▶ **What to work on**: In the material below, the lines containing the word "两学一做" are required; copy each of them.

▬▬▬

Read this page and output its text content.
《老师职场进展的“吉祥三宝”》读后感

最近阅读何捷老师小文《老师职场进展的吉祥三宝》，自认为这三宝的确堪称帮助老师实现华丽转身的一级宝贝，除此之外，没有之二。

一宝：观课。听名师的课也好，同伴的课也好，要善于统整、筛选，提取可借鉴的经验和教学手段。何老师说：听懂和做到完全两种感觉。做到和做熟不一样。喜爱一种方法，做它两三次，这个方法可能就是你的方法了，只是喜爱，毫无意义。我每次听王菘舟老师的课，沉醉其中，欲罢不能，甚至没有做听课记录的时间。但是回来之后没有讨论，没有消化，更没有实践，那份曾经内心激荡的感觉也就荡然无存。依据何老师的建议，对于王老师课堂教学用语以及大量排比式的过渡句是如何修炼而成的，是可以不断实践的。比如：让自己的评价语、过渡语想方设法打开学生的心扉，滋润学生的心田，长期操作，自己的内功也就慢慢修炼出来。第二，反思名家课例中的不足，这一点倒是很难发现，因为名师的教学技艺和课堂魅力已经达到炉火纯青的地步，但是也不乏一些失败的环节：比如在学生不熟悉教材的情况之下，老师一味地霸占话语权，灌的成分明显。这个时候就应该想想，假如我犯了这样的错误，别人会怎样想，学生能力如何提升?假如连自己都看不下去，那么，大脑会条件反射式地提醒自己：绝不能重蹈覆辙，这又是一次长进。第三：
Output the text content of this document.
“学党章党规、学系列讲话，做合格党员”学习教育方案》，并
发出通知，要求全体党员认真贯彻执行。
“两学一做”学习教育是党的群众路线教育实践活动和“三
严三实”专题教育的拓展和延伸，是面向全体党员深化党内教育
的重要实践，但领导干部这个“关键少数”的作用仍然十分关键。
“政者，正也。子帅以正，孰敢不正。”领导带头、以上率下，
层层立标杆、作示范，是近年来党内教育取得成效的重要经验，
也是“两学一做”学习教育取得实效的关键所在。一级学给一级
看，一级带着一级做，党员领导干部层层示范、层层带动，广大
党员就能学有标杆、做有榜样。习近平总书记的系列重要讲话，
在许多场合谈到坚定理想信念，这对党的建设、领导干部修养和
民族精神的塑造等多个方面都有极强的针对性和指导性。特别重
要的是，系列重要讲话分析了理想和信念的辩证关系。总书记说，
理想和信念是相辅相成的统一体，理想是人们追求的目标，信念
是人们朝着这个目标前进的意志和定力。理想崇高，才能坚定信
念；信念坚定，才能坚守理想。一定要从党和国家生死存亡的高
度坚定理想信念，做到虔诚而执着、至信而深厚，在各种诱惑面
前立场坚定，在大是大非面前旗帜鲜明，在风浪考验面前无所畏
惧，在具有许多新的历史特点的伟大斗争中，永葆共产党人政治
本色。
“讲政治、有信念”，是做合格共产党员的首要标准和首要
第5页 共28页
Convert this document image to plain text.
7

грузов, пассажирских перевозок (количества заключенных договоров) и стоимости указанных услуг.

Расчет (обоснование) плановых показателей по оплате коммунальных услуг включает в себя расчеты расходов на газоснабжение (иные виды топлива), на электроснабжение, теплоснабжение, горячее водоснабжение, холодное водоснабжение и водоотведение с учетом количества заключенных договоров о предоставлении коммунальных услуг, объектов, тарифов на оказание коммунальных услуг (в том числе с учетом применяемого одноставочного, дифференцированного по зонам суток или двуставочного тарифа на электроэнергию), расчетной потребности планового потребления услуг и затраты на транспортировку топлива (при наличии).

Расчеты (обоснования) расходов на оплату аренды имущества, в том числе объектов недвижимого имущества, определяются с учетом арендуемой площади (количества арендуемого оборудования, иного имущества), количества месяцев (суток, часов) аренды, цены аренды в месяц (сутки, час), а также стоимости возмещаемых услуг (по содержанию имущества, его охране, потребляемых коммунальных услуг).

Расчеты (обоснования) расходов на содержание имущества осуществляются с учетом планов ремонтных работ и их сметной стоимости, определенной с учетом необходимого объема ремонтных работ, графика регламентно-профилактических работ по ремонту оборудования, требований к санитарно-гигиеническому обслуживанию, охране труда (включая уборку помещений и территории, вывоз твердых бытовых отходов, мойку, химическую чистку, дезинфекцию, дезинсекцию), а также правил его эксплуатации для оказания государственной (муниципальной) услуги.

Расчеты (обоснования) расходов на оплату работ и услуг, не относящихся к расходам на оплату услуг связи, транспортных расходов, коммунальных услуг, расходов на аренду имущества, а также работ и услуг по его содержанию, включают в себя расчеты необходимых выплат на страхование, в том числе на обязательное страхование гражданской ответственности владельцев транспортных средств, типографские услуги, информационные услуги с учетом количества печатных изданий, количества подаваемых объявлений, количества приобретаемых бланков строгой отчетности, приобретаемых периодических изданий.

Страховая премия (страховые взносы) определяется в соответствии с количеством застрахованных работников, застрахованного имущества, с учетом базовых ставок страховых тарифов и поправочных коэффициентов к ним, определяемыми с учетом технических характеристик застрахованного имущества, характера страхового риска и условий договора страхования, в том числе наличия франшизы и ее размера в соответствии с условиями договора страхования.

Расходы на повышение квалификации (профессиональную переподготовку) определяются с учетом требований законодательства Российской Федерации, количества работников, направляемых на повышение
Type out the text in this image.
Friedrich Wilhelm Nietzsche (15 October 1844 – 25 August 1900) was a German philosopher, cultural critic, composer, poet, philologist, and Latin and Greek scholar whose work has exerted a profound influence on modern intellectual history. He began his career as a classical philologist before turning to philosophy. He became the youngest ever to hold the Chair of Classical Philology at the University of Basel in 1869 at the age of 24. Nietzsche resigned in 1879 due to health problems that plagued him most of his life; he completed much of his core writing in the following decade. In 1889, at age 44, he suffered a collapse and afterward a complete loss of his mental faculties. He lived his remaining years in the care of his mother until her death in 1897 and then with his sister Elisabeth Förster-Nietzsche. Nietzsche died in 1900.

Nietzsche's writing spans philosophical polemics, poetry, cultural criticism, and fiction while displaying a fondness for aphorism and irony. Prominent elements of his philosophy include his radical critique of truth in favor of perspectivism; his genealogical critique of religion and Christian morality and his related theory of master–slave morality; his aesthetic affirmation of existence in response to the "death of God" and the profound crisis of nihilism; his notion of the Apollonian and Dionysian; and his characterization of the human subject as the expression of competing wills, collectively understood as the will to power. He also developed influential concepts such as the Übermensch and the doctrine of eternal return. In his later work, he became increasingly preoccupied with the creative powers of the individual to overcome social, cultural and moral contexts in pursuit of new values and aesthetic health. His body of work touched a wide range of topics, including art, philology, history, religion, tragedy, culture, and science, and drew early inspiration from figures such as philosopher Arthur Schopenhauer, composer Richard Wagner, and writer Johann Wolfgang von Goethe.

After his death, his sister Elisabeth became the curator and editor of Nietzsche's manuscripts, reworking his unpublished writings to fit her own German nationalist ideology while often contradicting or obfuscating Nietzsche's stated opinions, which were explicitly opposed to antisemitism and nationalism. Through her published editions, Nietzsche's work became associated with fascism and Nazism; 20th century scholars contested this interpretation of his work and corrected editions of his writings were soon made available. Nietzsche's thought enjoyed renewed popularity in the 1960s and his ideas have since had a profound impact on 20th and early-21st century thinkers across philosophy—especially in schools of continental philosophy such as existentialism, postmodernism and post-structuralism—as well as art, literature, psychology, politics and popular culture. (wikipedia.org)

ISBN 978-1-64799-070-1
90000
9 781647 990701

▬▬▬

▶ **Completed exercise**:
“两学一做”学习教育是党的群众路线教育实践活动和“三
也是“两学一做”学习教育取得实效的关键所在。一级学给一级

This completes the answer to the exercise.